#### Problem statement:
Filter the entries, keeping every line with the word "limitu".

----------------------------------------

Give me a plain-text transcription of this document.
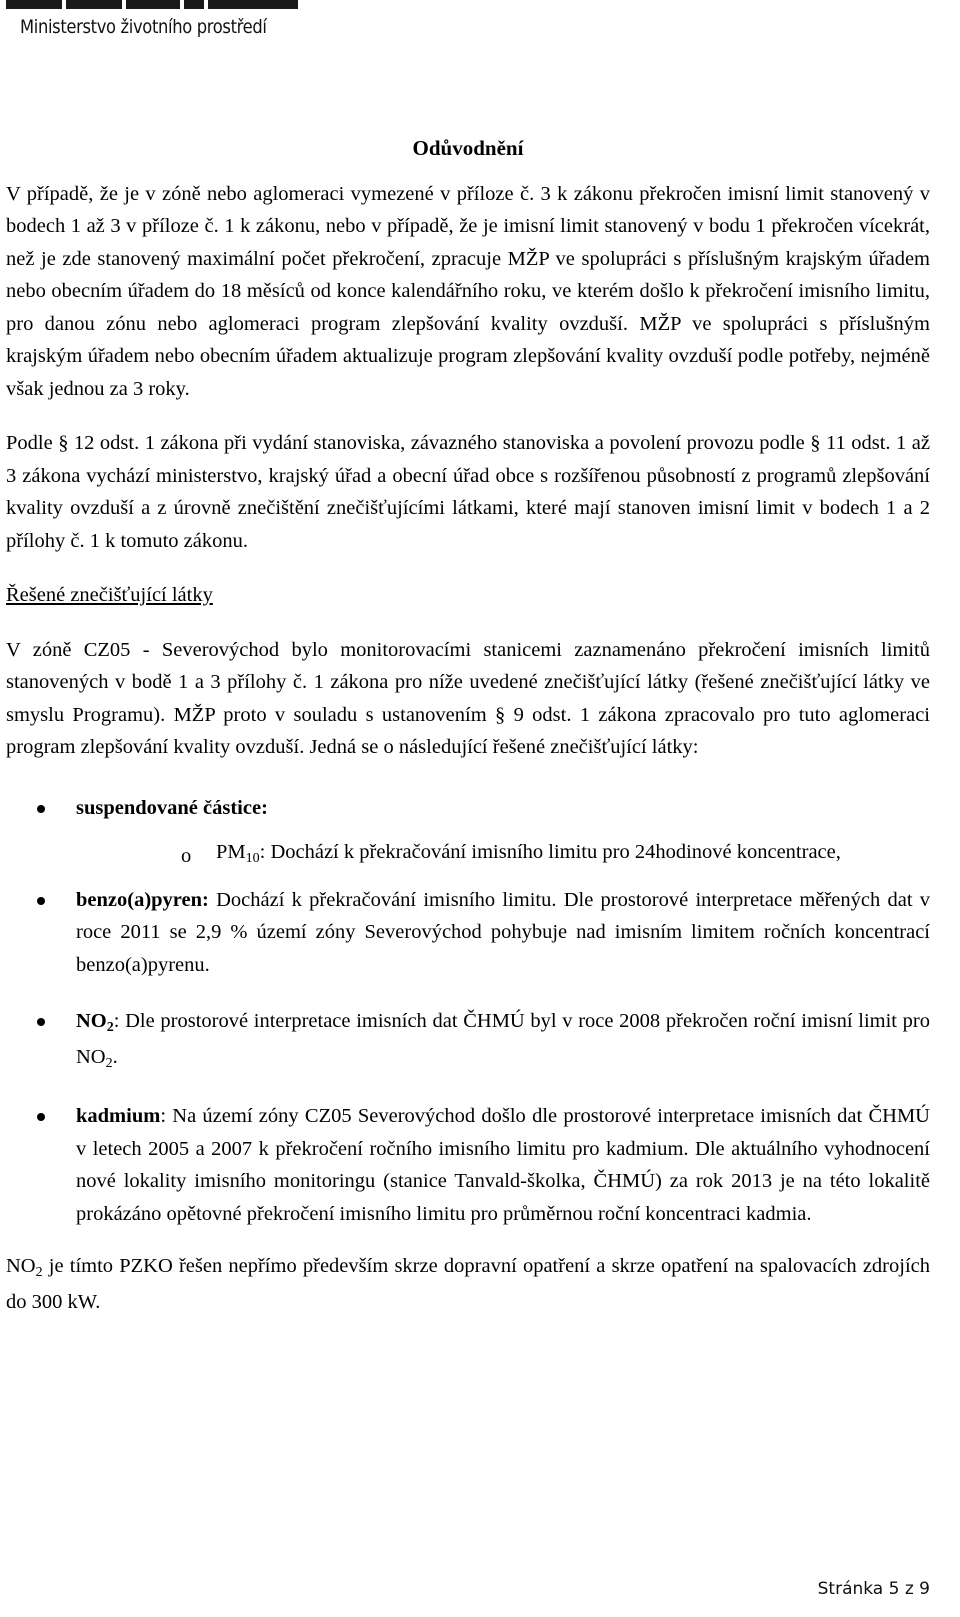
Ministerstvo životního prostředí
Odůvodnění

V případě, že je v zóně nebo aglomeraci vymezené v příloze č. 3 k zákonu překročen imisní limit stanovený v bodech 1 až 3 v příloze č. 1 k zákonu, nebo v případě, že je imisní limit stanovený v bodu 1 překročen vícekrát, než je zde stanovený maximální počet překročení, zpracuje MŽP ve spolupráci s příslušným krajským úřadem nebo obecním úřadem do 18 měsíců od konce kalendářního roku, ve kterém došlo k překročení imisního limitu, pro danou zónu nebo aglomeraci program zlepšování kvality ovzduší. MŽP ve spolupráci s příslušným krajským úřadem nebo obecním úřadem aktualizuje program zlepšování kvality ovzduší podle potřeby, nejméně však jednou za 3 roky.

Podle § 12 odst. 1 zákona při vydání stanoviska, závazného stanoviska a povolení provozu podle § 11 odst. 1 až 3 zákona vychází ministerstvo, krajský úřad a obecní úřad obce s rozšířenou působností z programů zlepšování kvality ovzduší a z úrovně znečištění znečišťujícími látkami, které mají stanoven imisní limit v bodech 1 a 2 přílohy č. 1 k tomuto zákonu.

Řešené znečišťující látky

V zóně CZ05 - Severovýchod bylo monitorovacími stanicemi zaznamenáno překročení imisních limitů stanovených v bodě 1 a 3 přílohy č. 1 zákona pro níže uvedené znečišťující látky (řešené znečišťující látky ve smyslu Programu). MŽP proto v souladu s ustanovením § 9 odst. 1 zákona zpracovalo pro tuto aglomeraci program zlepšování kvality ovzduší. Jedná se o následující řešené znečišťující látky:

suspendované částice:
o $PM_{10}$: Dochází k překračování imisního limitu pro 24hodinové koncentrace,
benzo(a)pyren: Dochází k překračování imisního limitu. Dle prostorové interpretace měřených dat v roce 2011 se 2,9 % území zóny Severovýchod pohybuje nad imisním limitem ročních koncentrací benzo(a)pyrenu.
$NO_2$: Dle prostorové interpretace imisních dat ČHMÚ byl v roce 2008 překročen roční imisní limit pro $NO_2$.
kadmium: Na území zóny CZ05 Severovýchod došlo dle prostorové interpretace imisních dat ČHMÚ v letech 2005 a 2007 k překročení ročního imisního limitu pro kadmium. Dle aktuálního vyhodnocení nové lokality imisního monitoringu (stanice Tanvald-školka, ČHMÚ) za rok 2013 je na této lokalitě prokázáno opětovné překročení imisního limitu pro průměrnou roční koncentraci kadmia.

$NO_2$ je tímto PZKO řešen nepřímo především skrze dopravní opatření a skrze opatření na spalovacích zdrojích do 300 kW.

Stránka 5 z 9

----------------------------------------

#### Written response:
V případě, že je v zóně nebo aglomeraci vymezené v příloze č. 3 k zákonu překročen imisní limit stanovený v bodech 1 až 3 v příloze č. 1 k zákonu, nebo v případě, že je imisní limit stanovený v bodu 1 překročen vícekrát, než je zde stanovený maximální počet překročení, zpracuje MŽP ve spolupráci s příslušným krajským úřadem nebo obecním úřadem do 18 měsíců od konce kalendářního roku, ve kterém došlo k překročení imisního limitu, pro danou zónu nebo aglomeraci program zlepšování kvality ovzduší. MŽP ve spolupráci s příslušným krajským úřadem nebo obecním úřadem aktualizuje program zlepšování kvality ovzduší podle potřeby, nejméně však jednou za 3 roky.
o $PM_{10}$: Dochází k překračování imisního limitu pro 24hodinové koncentrace,
benzo(a)pyren: Dochází k překračování imisního limitu. Dle prostorové interpretace měřených dat v roce 2011 se 2,9 % území zóny Severovýchod pohybuje nad imisním limitem ročních koncentrací benzo(a)pyrenu.
kadmium: Na území zóny CZ05 Severovýchod došlo dle prostorové interpretace imisních dat ČHMÚ v letech 2005 a 2007 k překročení ročního imisního limitu pro kadmium. Dle aktuálního vyhodnocení nové lokality imisního monitoringu (stanice Tanvald-školka, ČHMÚ) za rok 2013 je na této lokalitě prokázáno opětovné překročení imisního limitu pro průměrnou roční koncentraci kadmia.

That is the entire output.